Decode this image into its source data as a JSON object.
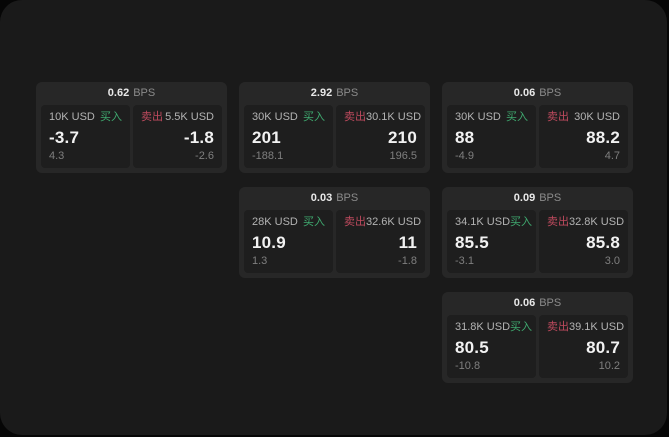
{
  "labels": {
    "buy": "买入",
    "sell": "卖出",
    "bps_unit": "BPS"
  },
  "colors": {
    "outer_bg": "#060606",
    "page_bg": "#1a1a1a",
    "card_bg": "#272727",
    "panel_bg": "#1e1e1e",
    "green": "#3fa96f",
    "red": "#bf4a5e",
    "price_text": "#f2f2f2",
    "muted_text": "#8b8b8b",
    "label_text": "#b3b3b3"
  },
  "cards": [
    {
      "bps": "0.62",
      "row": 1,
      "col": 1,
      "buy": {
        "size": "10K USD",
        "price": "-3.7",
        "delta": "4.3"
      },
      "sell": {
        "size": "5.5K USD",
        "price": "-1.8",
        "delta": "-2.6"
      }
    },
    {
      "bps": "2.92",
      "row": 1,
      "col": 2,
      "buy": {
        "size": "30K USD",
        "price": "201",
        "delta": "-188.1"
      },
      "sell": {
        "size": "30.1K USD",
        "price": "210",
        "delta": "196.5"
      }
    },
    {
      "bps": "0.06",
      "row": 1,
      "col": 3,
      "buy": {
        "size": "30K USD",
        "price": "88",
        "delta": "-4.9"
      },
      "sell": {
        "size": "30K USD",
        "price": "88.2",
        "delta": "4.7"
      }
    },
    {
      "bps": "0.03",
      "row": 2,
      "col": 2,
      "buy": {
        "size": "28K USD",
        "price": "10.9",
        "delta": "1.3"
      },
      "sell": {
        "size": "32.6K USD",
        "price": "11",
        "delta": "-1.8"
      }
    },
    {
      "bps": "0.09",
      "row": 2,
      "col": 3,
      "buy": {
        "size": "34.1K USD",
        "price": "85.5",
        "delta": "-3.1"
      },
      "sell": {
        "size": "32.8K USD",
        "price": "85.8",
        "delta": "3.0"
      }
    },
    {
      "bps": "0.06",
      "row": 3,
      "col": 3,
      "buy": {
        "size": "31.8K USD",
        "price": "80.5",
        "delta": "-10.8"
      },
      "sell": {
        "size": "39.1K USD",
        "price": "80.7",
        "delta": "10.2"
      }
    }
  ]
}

———

Description of the task
Collect each line of the entries that has the word "size", copying it in full.

Answer below
        "size": "10K USD",
        "size": "5.5K USD",
        "size": "30K USD",
        "size": "30.1K USD",
        "size": "30K USD",
        "size": "30K USD",
        "size": "28K USD",
        "size": "32.6K USD",
        "size": "34.1K USD",
        "size": "32.8K USD",
        "size": "31.8K USD",
        "size": "39.1K USD",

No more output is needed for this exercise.